**EXERCISE DIRECTIONS:**
Every record should be written out exactly, please.

**DATA SUPPLIED:**
— Start —

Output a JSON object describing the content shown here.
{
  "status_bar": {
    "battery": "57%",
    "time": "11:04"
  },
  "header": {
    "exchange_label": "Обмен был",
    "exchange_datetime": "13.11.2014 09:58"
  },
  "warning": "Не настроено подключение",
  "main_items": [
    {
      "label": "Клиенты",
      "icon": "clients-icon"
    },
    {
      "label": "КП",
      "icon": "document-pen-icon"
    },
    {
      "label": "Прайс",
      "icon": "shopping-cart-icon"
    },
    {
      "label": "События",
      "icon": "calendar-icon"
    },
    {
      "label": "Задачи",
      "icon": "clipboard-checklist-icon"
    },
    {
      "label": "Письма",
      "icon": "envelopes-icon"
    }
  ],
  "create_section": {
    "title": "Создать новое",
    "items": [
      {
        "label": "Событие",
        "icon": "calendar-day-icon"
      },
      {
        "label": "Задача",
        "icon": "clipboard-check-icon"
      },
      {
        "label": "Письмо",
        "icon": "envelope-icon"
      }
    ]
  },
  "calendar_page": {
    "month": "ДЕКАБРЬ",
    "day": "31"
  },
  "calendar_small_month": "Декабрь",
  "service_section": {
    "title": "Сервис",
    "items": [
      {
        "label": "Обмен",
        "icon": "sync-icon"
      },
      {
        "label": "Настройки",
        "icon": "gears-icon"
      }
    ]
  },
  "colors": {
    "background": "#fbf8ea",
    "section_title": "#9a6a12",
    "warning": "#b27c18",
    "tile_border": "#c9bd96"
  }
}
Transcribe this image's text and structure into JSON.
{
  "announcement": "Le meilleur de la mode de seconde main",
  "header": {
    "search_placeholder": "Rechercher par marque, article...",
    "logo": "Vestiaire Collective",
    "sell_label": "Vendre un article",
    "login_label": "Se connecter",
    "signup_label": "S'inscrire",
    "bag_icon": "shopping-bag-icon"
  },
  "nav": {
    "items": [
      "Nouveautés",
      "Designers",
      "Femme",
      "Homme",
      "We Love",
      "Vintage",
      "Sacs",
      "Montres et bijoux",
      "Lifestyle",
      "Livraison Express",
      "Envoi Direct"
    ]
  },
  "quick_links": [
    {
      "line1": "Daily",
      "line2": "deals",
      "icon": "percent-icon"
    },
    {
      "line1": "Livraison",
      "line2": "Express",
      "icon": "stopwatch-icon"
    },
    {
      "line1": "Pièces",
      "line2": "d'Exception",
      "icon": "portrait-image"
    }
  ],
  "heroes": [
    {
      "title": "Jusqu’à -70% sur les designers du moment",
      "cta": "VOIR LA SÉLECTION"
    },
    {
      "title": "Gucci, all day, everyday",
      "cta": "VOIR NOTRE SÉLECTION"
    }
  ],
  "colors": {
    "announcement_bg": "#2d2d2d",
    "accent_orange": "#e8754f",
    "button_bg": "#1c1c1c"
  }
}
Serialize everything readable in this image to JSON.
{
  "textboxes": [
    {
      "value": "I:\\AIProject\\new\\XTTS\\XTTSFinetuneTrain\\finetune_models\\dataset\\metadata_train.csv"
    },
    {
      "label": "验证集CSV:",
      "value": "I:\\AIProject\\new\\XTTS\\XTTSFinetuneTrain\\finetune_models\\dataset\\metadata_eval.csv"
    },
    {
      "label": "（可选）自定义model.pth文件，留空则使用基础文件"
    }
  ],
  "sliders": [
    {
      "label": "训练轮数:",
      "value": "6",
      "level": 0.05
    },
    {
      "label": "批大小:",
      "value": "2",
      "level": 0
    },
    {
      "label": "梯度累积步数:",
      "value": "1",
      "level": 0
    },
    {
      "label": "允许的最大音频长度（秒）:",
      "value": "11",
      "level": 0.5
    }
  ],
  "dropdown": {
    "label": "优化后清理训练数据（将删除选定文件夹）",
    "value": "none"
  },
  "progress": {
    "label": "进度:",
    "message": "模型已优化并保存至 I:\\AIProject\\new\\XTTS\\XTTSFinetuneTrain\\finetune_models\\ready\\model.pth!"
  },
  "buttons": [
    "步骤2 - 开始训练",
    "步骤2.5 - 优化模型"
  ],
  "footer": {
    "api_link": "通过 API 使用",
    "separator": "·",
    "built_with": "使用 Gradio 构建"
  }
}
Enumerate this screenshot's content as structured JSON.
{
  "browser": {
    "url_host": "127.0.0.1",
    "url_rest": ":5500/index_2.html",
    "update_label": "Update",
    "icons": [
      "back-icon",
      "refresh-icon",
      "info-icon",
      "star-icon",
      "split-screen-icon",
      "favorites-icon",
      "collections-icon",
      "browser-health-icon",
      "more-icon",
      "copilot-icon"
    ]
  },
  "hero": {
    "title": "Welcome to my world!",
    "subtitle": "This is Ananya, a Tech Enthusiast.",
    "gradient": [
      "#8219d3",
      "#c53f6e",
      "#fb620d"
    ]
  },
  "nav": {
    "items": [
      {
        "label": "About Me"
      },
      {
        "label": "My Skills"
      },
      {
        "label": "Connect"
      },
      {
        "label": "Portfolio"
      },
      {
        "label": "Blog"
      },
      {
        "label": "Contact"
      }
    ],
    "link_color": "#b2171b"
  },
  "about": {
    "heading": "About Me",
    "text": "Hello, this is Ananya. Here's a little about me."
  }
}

— End —

**TASK RESULT:**
Output a JSON object describing the content shown here.
{
  "status_bar": {
    "battery": "57%",
    "time": "11:04"
  },
  "header": {
    "exchange_label": "Обмен был",
    "exchange_datetime": "13.11.2014 09:58"
  },
  "warning": "Не настроено подключение",
  "main_items": [
    {
      "label": "Клиенты",
      "icon": "clients-icon"
    },
    {
      "label": "КП",
      "icon": "document-pen-icon"
    },
    {
      "label": "Прайс",
      "icon": "shopping-cart-icon"
    },
    {
      "label": "События",
      "icon": "calendar-icon"
    },
    {
      "label": "Задачи",
      "icon": "clipboard-checklist-icon"
    },
    {
      "label": "Письма",
      "icon": "envelopes-icon"
    }
  ],
  "create_section": {
    "title": "Создать новое",
    "items": [
      {
        "label": "Событие",
        "icon": "calendar-day-icon"
      },
      {
        "label": "Задача",
        "icon": "clipboard-check-icon"
      },
      {
        "label": "Письмо",
        "icon": "envelope-icon"
      }
    ]
  },
  "calendar_page": {
    "month": "ДЕКАБРЬ",
    "day": "31"
  },
  "calendar_small_month": "Декабрь",
  "service_section": {
    "title": "Сервис",
    "items": [
      {
        "label": "Обмен",
        "icon": "sync-icon"
      },
      {
        "label": "Настройки",
        "icon": "gears-icon"
      }
    ]
  },
  "colors": {
    "background": "#fbf8ea",
    "section_title": "#9a6a12",
    "warning": "#b27c18",
    "tile_border": "#c9bd96"
  }
}
Transcribe this image's text and structure into JSON.
{
  "announcement": "Le meilleur de la mode de seconde main",
  "header": {
    "search_placeholder": "Rechercher par marque, article...",
    "logo": "Vestiaire Collective",
    "sell_label": "Vendre un article",
    "login_label": "Se connecter",
    "signup_label": "S'inscrire",
    "bag_icon": "shopping-bag-icon"
  },
  "nav": {
    "items": [
      "Nouveautés",
      "Designers",
      "Femme",
      "Homme",
      "We Love",
      "Vintage",
      "Sacs",
      "Montres et bijoux",
      "Lifestyle",
      "Livraison Express",
      "Envoi Direct"
    ]
  },
  "quick_links": [
    {
      "line1": "Daily",
      "line2": "deals",
      "icon": "percent-icon"
    },
    {
      "line1": "Livraison",
      "line2": "Express",
      "icon": "stopwatch-icon"
    },
    {
      "line1": "Pièces",
      "line2": "d'Exception",
      "icon": "portrait-image"
    }
  ],
  "heroes": [
    {
      "title": "Jusqu’à -70% sur les designers du moment",
      "cta": "VOIR LA SÉLECTION"
    },
    {
      "title": "Gucci, all day, everyday",
      "cta": "VOIR NOTRE SÉLECTION"
    }
  ],
  "colors": {
    "announcement_bg": "#2d2d2d",
    "accent_orange": "#e8754f",
    "button_bg": "#1c1c1c"
  }
}
Serialize everything readable in this image to JSON.
{
  "textboxes": [
    {
      "value": "I:\\AIProject\\new\\XTTS\\XTTSFinetuneTrain\\finetune_models\\dataset\\metadata_train.csv"
    },
    {
      "label": "验证集CSV:",
      "value": "I:\\AIProject\\new\\XTTS\\XTTSFinetuneTrain\\finetune_models\\dataset\\metadata_eval.csv"
    },
    {
      "label": "（可选）自定义model.pth文件，留空则使用基础文件"
    }
  ],
  "sliders": [
    {
      "label": "训练轮数:",
      "value": "6",
      "level": 0.05
    },
    {
      "label": "批大小:",
      "value": "2",
      "level": 0
    },
    {
      "label": "梯度累积步数:",
      "value": "1",
      "level": 0
    },
    {
      "label": "允许的最大音频长度（秒）:",
      "value": "11",
      "level": 0.5
    }
  ],
  "dropdown": {
    "label": "优化后清理训练数据（将删除选定文件夹）",
    "value": "none"
  },
  "progress": {
    "label": "进度:",
    "message": "模型已优化并保存至 I:\\AIProject\\new\\XTTS\\XTTSFinetuneTrain\\finetune_models\\ready\\model.pth!"
  },
  "buttons": [
    "步骤2 - 开始训练",
    "步骤2.5 - 优化模型"
  ],
  "footer": {
    "api_link": "通过 API 使用",
    "separator": "·",
    "built_with": "使用 Gradio 构建"
  }
}
Enumerate this screenshot's content as structured JSON.
{
  "browser": {
    "url_host": "127.0.0.1",
    "url_rest": ":5500/index_2.html",
    "update_label": "Update",
    "icons": [
      "back-icon",
      "refresh-icon",
      "info-icon",
      "star-icon",
      "split-screen-icon",
      "favorites-icon",
      "collections-icon",
      "browser-health-icon",
      "more-icon",
      "copilot-icon"
    ]
  },
  "hero": {
    "title": "Welcome to my world!",
    "subtitle": "This is Ananya, a Tech Enthusiast.",
    "gradient": [
      "#8219d3",
      "#c53f6e",
      "#fb620d"
    ]
  },
  "nav": {
    "items": [
      {
        "label": "About Me"
      },
      {
        "label": "My Skills"
      },
      {
        "label": "Connect"
      },
      {
        "label": "Portfolio"
      },
      {
        "label": "Blog"
      },
      {
        "label": "Contact"
      }
    ],
    "link_color": "#b2171b"
  },
  "about": {
    "heading": "About Me",
    "text": "Hello, this is Ananya. Here's a little about me."
  }
}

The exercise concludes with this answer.